__Directions for this task__:
Pictures do not belong in the copy, so please give every entry below again exactly.

__Data for the task__:
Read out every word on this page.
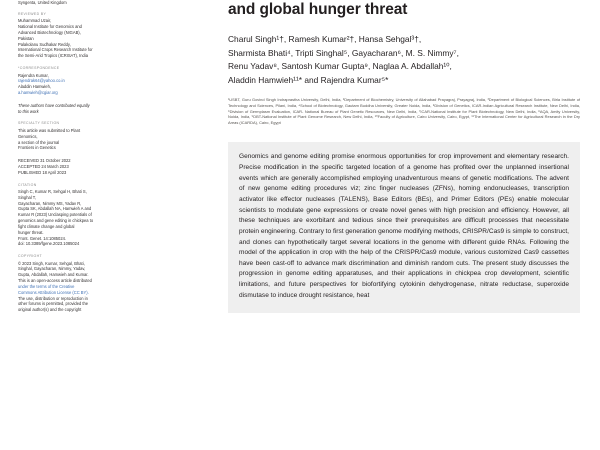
Syngenta, United Kingdom
REVIEWED BY
Muhammad Uzair,
National Institute for Genomics and
Advanced Biotechnology (NIGAB),
Pakistan
Palakolanu Sudhakar Reddy,
International Crops Research Institute for
the Semi-Arid Tropics (ICRISAT), India
*CORRESPONDENCE
Rajendra Kumar,
rajendrak64@yahoo.co.in
Aladdin Hamwieh,
a.hamwieh@cgiar.org
These authors have contributed equally
to this work
SPECIALTY SECTION
This article was submitted to Plant
Genomics,
a section of the journal
Frontiers in Genetics
RECEIVED 31 October 2022
ACCEPTED 24 March 2023
PUBLISHED 18 April 2023
CITATION
Singh C, Kumar R, Sehgal H, Bhati S,
Singhal T,
Gayacharan, Nimmy MS, Yadav R,
Gupta SK, Abdallah NA, Hamwieh A and
Kumar R (2023) Unclasping potentials of
genomics and gene editing in chickpea to
fight climate change and global
hunger threat.
Front. Genet. 14:1085024.
doi: 10.3389/fgene.2023.1085024
COPYRIGHT
© 2023 Singh, Kumar, Sehgal, Bhati,
Singhal, Gayacharan, Nimmy, Yadav,
Gupta, Abdallah, Hamwieh and Kumar.
This is an open-access article distributed
under the terms of the Creative
Commons Attribution License (CC BY).
The use, distribution or reproduction in
other forums is permitted, provided the
original author(s) and the copyright
and global hunger threat
Charul Singh¹†, Ramesh Kumar²†, Hansa Sehgal³†,
Sharmista Bhati⁴, Tripti Singhal⁵, Gayacharan⁶, M. S. Nimmy⁷,
Renu Yadav⁸, Santosh Kumar Gupta⁹, Naglaa A. Abdallah¹⁰,
Aladdin Hamwieh¹¹* and Rajendra Kumar⁵*
¹USBT, Guru Govind Singh Indraprastha University, Delhi, India, ²Department of Biochemistry, University of Allahabad Prayagraj, Prayagraj, India, ³Department of Biological Sciences, Birla Institute of Technology and Sciences, Pilani, India, ⁴School of Biotechnology, Gautam Buddha University, Greater Noida, India, ⁵Division of Genetics, ICAR-Indian Agricultural Research Institute, New Delhi, India, ⁶Division of Germplasm Evaluation, ICAR- National Bureau of Plant Genetic Resources, New Delhi, India, ⁷ICAR-National Institute for Plant Biotechnology, New Delhi, India, ⁸AQA, Amity University, Noida, India, ⁹DBT-National Institute of Plant Genome Research, New Delhi, India, ¹⁰Faculty of Agriculture, Cairo University, Cairo, Egypt, ¹¹The International Center for Agricultural Research in the Dry Areas (ICARDA), Cairo, Egypt

Genomics and genome editing promise enormous opportunities for crop improvement and elementary research. Precise modification in the specific targeted location of a genome has profited over the unplanned insertional events which are generally accomplished employing unadventurous means of genetic modifications. The advent of new genome editing procedures viz; zinc finger nucleases (ZFNs), homing endonucleases, transcription activator like effector nucleases (TALENS), Base Editors (BEs), and Primer Editors (PEs) enable molecular scientists to modulate gene expressions or create novel genes with high precision and efficiency. However, all these techniques are exorbitant and tedious since their prerequisites are difficult processes that necessitate protein engineering. Contrary to first generation genome modifying methods, CRISPR/Cas9 is simple to construct, and clones can hypothetically target several locations in the genome with different guide RNAs. Following the model of the application in crop with the help of the CRISPR/Cas9 module, various customized Cas9 cassettes have been cast-off to advance mark discrimination and diminish random cuts. The present study discusses the progression in genome editing apparatuses, and their applications in chickpea crop development, scientific limitations, and future perspectives for biofortifying cytokinin dehydrogenase, nitrate reductase, superoxide dismutase to induce drought resistance, heat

__Written solution__:
Read out every word on this page.
Syngenta, United Kingdom
REVIEWED BY
Muhammad Uzair,
National Institute for Genomics and
Advanced Biotechnology (NIGAB),
Pakistan
Palakolanu Sudhakar Reddy,
International Crops Research Institute for
the Semi-Arid Tropics (ICRISAT), India
*CORRESPONDENCE
Rajendra Kumar,
rajendrak64@yahoo.co.in
Aladdin Hamwieh,
a.hamwieh@cgiar.org
These authors have contributed equally
to this work
SPECIALTY SECTION
This article was submitted to Plant
Genomics,
a section of the journal
Frontiers in Genetics
RECEIVED 31 October 2022
ACCEPTED 24 March 2023
PUBLISHED 18 April 2023
CITATION
Singh C, Kumar R, Sehgal H, Bhati S,
Singhal T,
Gayacharan, Nimmy MS, Yadav R,
Gupta SK, Abdallah NA, Hamwieh A and
Kumar R (2023) Unclasping potentials of
genomics and gene editing in chickpea to
fight climate change and global
hunger threat.
Front. Genet. 14:1085024.
doi: 10.3389/fgene.2023.1085024
COPYRIGHT
© 2023 Singh, Kumar, Sehgal, Bhati,
Singhal, Gayacharan, Nimmy, Yadav,
Gupta, Abdallah, Hamwieh and Kumar.
This is an open-access article distributed
under the terms of the Creative
Commons Attribution License (CC BY).
The use, distribution or reproduction in
other forums is permitted, provided the
original author(s) and the copyright
and global hunger threat
Charul Singh¹†, Ramesh Kumar²†, Hansa Sehgal³†,
Sharmista Bhati⁴, Tripti Singhal⁵, Gayacharan⁶, M. S. Nimmy⁷,
Renu Yadav⁸, Santosh Kumar Gupta⁹, Naglaa A. Abdallah¹⁰,
Aladdin Hamwieh¹¹* and Rajendra Kumar⁵*
¹USBT, Guru Govind Singh Indraprastha University, Delhi, India, ²Department of Biochemistry, University of Allahabad Prayagraj, Prayagraj, India, ³Department of Biological Sciences, Birla Institute of Technology and Sciences, Pilani, India, ⁴School of Biotechnology, Gautam Buddha University, Greater Noida, India, ⁵Division of Genetics, ICAR-Indian Agricultural Research Institute, New Delhi, India, ⁶Division of Germplasm Evaluation, ICAR- National Bureau of Plant Genetic Resources, New Delhi, India, ⁷ICAR-National Institute for Plant Biotechnology, New Delhi, India, ⁸AQA, Amity University, Noida, India, ⁹DBT-National Institute of Plant Genome Research, New Delhi, India, ¹⁰Faculty of Agriculture, Cairo University, Cairo, Egypt, ¹¹The International Center for Agricultural Research in the Dry Areas (ICARDA), Cairo, Egypt

Genomics and genome editing promise enormous opportunities for crop improvement and elementary research. Precise modification in the specific targeted location of a genome has profited over the unplanned insertional events which are generally accomplished employing unadventurous means of genetic modifications. The advent of new genome editing procedures viz; zinc finger nucleases (ZFNs), homing endonucleases, transcription activator like effector nucleases (TALENS), Base Editors (BEs), and Primer Editors (PEs) enable molecular scientists to modulate gene expressions or create novel genes with high precision and efficiency. However, all these techniques are exorbitant and tedious since their prerequisites are difficult processes that necessitate protein engineering. Contrary to first generation genome modifying methods, CRISPR/Cas9 is simple to construct, and clones can hypothetically target several locations in the genome with different guide RNAs. Following the model of the application in crop with the help of the CRISPR/Cas9 module, various customized Cas9 cassettes have been cast-off to advance mark discrimination and diminish random cuts. The present study discusses the progression in genome editing apparatuses, and their applications in chickpea crop development, scientific limitations, and future perspectives for biofortifying cytokinin dehydrogenase, nitrate reductase, superoxide dismutase to induce drought resistance, heat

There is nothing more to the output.